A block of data
= = = =
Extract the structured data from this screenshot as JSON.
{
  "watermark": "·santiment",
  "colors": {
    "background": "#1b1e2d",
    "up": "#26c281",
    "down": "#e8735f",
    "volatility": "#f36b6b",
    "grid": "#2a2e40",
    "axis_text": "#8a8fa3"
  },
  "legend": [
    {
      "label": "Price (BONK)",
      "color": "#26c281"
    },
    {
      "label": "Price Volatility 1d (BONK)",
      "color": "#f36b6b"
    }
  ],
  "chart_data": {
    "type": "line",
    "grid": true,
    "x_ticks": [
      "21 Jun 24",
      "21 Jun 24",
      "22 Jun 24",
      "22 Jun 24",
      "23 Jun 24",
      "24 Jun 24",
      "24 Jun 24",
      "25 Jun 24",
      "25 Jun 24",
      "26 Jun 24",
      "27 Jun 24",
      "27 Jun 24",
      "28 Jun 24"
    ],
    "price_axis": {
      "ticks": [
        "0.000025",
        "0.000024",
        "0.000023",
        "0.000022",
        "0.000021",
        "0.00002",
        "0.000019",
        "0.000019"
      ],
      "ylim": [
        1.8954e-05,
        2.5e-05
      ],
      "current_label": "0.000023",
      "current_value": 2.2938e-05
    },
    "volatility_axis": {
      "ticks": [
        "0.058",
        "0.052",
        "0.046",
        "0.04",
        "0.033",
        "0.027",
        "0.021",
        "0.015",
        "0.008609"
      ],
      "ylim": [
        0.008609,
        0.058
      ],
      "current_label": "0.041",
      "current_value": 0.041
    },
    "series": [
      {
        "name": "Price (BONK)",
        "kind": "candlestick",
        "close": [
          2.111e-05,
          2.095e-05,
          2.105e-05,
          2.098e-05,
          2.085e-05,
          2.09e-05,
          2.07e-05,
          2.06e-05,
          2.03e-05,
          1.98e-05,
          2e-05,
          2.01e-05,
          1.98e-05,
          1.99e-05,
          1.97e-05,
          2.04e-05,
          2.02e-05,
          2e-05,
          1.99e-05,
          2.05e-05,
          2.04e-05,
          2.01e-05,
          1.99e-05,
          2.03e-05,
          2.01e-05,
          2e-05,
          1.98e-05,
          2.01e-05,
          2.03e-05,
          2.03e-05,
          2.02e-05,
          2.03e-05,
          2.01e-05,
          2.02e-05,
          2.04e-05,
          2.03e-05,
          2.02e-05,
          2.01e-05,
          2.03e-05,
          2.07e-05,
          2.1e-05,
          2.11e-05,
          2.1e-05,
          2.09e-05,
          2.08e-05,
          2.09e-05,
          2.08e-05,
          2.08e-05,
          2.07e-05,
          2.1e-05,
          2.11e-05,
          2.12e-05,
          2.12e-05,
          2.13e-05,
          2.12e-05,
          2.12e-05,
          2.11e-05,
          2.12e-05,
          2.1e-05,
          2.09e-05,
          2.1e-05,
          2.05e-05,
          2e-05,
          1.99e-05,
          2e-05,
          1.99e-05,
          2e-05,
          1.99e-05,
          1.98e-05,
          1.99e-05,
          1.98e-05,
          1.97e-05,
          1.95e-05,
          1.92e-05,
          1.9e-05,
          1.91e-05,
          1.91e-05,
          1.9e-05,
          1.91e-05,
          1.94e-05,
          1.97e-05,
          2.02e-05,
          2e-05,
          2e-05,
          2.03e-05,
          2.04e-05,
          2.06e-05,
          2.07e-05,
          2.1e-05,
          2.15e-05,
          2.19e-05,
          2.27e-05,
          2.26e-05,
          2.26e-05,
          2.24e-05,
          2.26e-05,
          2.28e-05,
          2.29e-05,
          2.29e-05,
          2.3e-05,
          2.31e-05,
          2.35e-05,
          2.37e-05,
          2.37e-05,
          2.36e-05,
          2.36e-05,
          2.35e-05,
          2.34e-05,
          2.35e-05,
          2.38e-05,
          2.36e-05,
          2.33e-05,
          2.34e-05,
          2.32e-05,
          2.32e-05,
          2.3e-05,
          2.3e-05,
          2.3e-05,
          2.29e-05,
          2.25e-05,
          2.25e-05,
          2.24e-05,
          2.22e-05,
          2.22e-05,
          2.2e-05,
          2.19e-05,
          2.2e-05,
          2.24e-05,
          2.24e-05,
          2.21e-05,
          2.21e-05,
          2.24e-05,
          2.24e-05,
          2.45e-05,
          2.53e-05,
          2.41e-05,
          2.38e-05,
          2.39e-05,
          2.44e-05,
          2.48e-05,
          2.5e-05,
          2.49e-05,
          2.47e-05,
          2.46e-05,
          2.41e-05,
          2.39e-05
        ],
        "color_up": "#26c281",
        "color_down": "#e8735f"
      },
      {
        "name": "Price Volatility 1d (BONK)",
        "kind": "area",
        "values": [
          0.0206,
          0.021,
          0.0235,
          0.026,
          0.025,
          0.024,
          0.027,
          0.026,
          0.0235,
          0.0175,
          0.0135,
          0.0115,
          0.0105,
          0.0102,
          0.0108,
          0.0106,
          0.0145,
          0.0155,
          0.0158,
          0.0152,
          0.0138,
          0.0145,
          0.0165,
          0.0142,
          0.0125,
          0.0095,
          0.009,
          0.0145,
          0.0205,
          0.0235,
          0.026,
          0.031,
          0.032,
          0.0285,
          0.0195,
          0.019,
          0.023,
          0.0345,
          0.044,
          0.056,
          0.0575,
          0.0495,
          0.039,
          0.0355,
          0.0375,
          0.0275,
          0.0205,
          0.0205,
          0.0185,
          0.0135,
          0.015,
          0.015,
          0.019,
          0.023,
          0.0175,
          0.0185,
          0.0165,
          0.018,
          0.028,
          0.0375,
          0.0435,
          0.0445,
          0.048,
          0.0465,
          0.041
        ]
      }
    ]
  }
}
= = = =
What the task requires:
Restate each entry exactly, skipping none.

Task output:
Extract the structured data from this screenshot as JSON.
{
  "watermark": "·santiment",
  "colors": {
    "background": "#1b1e2d",
    "up": "#26c281",
    "down": "#e8735f",
    "volatility": "#f36b6b",
    "grid": "#2a2e40",
    "axis_text": "#8a8fa3"
  },
  "legend": [
    {
      "label": "Price (BONK)",
      "color": "#26c281"
    },
    {
      "label": "Price Volatility 1d (BONK)",
      "color": "#f36b6b"
    }
  ],
  "chart_data": {
    "type": "line",
    "grid": true,
    "x_ticks": [
      "21 Jun 24",
      "21 Jun 24",
      "22 Jun 24",
      "22 Jun 24",
      "23 Jun 24",
      "24 Jun 24",
      "24 Jun 24",
      "25 Jun 24",
      "25 Jun 24",
      "26 Jun 24",
      "27 Jun 24",
      "27 Jun 24",
      "28 Jun 24"
    ],
    "price_axis": {
      "ticks": [
        "0.000025",
        "0.000024",
        "0.000023",
        "0.000022",
        "0.000021",
        "0.00002",
        "0.000019",
        "0.000019"
      ],
      "ylim": [
        1.8954e-05,
        2.5e-05
      ],
      "current_label": "0.000023",
      "current_value": 2.2938e-05
    },
    "volatility_axis": {
      "ticks": [
        "0.058",
        "0.052",
        "0.046",
        "0.04",
        "0.033",
        "0.027",
        "0.021",
        "0.015",
        "0.008609"
      ],
      "ylim": [
        0.008609,
        0.058
      ],
      "current_label": "0.041",
      "current_value": 0.041
    },
    "series": [
      {
        "name": "Price (BONK)",
        "kind": "candlestick",
        "close": [
          2.111e-05,
          2.095e-05,
          2.105e-05,
          2.098e-05,
          2.085e-05,
          2.09e-05,
          2.07e-05,
          2.06e-05,
          2.03e-05,
          1.98e-05,
          2e-05,
          2.01e-05,
          1.98e-05,
          1.99e-05,
          1.97e-05,
          2.04e-05,
          2.02e-05,
          2e-05,
          1.99e-05,
          2.05e-05,
          2.04e-05,
          2.01e-05,
          1.99e-05,
          2.03e-05,
          2.01e-05,
          2e-05,
          1.98e-05,
          2.01e-05,
          2.03e-05,
          2.03e-05,
          2.02e-05,
          2.03e-05,
          2.01e-05,
          2.02e-05,
          2.04e-05,
          2.03e-05,
          2.02e-05,
          2.01e-05,
          2.03e-05,
          2.07e-05,
          2.1e-05,
          2.11e-05,
          2.1e-05,
          2.09e-05,
          2.08e-05,
          2.09e-05,
          2.08e-05,
          2.08e-05,
          2.07e-05,
          2.1e-05,
          2.11e-05,
          2.12e-05,
          2.12e-05,
          2.13e-05,
          2.12e-05,
          2.12e-05,
          2.11e-05,
          2.12e-05,
          2.1e-05,
          2.09e-05,
          2.1e-05,
          2.05e-05,
          2e-05,
          1.99e-05,
          2e-05,
          1.99e-05,
          2e-05,
          1.99e-05,
          1.98e-05,
          1.99e-05,
          1.98e-05,
          1.97e-05,
          1.95e-05,
          1.92e-05,
          1.9e-05,
          1.91e-05,
          1.91e-05,
          1.9e-05,
          1.91e-05,
          1.94e-05,
          1.97e-05,
          2.02e-05,
          2e-05,
          2e-05,
          2.03e-05,
          2.04e-05,
          2.06e-05,
          2.07e-05,
          2.1e-05,
          2.15e-05,
          2.19e-05,
          2.27e-05,
          2.26e-05,
          2.26e-05,
          2.24e-05,
          2.26e-05,
          2.28e-05,
          2.29e-05,
          2.29e-05,
          2.3e-05,
          2.31e-05,
          2.35e-05,
          2.37e-05,
          2.37e-05,
          2.36e-05,
          2.36e-05,
          2.35e-05,
          2.34e-05,
          2.35e-05,
          2.38e-05,
          2.36e-05,
          2.33e-05,
          2.34e-05,
          2.32e-05,
          2.32e-05,
          2.3e-05,
          2.3e-05,
          2.3e-05,
          2.29e-05,
          2.25e-05,
          2.25e-05,
          2.24e-05,
          2.22e-05,
          2.22e-05,
          2.2e-05,
          2.19e-05,
          2.2e-05,
          2.24e-05,
          2.24e-05,
          2.21e-05,
          2.21e-05,
          2.24e-05,
          2.24e-05,
          2.45e-05,
          2.53e-05,
          2.41e-05,
          2.38e-05,
          2.39e-05,
          2.44e-05,
          2.48e-05,
          2.5e-05,
          2.49e-05,
          2.47e-05,
          2.46e-05,
          2.41e-05,
          2.39e-05
        ],
        "color_up": "#26c281",
        "color_down": "#e8735f"
      },
      {
        "name": "Price Volatility 1d (BONK)",
        "kind": "area",
        "values": [
          0.0206,
          0.021,
          0.0235,
          0.026,
          0.025,
          0.024,
          0.027,
          0.026,
          0.0235,
          0.0175,
          0.0135,
          0.0115,
          0.0105,
          0.0102,
          0.0108,
          0.0106,
          0.0145,
          0.0155,
          0.0158,
          0.0152,
          0.0138,
          0.0145,
          0.0165,
          0.0142,
          0.0125,
          0.0095,
          0.009,
          0.0145,
          0.0205,
          0.0235,
          0.026,
          0.031,
          0.032,
          0.0285,
          0.0195,
          0.019,
          0.023,
          0.0345,
          0.044,
          0.056,
          0.0575,
          0.0495,
          0.039,
          0.0355,
          0.0375,
          0.0275,
          0.0205,
          0.0205,
          0.0185,
          0.0135,
          0.015,
          0.015,
          0.019,
          0.023,
          0.0175,
          0.0185,
          0.0165,
          0.018,
          0.028,
          0.0375,
          0.0435,
          0.0445,
          0.048,
          0.0465,
          0.041
        ]
      }
    ]
  }
}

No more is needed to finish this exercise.